:: TASK OBJECTIVE ::
Search the listing below for the word "help" and copy each line that holds it.

Stored records
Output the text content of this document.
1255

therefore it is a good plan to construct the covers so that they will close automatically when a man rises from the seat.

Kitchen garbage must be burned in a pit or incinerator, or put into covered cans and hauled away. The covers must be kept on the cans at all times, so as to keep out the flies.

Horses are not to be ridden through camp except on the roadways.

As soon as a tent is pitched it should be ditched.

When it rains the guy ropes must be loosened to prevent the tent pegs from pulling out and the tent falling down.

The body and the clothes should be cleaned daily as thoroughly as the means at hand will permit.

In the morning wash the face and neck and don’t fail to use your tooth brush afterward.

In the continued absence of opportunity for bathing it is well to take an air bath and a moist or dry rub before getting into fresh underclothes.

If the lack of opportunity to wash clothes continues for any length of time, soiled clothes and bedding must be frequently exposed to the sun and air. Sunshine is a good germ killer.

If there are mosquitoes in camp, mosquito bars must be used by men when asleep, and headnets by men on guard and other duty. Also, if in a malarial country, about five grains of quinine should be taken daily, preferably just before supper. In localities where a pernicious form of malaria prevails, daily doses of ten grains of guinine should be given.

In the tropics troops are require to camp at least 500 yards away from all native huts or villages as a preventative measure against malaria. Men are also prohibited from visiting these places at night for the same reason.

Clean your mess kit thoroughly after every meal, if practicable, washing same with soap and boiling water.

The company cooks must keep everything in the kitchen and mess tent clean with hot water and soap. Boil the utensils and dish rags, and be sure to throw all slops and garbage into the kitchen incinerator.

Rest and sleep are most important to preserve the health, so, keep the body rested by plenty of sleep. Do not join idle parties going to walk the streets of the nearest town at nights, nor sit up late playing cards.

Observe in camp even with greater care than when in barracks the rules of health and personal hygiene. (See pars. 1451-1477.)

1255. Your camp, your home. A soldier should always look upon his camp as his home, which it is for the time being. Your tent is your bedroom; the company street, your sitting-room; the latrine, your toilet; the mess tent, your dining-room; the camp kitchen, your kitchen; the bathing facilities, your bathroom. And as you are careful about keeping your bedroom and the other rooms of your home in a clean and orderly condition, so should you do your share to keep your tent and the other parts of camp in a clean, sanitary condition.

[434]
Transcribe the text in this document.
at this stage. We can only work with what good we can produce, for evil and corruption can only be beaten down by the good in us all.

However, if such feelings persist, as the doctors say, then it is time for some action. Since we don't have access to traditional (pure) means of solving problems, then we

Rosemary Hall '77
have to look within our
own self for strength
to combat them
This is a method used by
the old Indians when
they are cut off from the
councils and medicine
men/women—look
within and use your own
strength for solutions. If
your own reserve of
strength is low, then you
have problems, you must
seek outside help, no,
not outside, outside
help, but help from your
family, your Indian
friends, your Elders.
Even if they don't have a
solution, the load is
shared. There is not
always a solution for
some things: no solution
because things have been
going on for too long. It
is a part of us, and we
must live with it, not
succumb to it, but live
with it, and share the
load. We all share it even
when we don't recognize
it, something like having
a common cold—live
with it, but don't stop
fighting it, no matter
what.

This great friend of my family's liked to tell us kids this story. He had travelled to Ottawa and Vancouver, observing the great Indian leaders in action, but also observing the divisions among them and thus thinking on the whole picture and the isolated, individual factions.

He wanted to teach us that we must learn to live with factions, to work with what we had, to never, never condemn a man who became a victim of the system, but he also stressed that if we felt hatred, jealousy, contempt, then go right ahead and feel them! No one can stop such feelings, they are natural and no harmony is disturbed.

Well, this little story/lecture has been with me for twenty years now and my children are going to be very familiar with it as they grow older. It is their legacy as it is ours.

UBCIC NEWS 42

:: OUTPUT FOR THIS TASK ::
seek outside help, no,
help, but help from your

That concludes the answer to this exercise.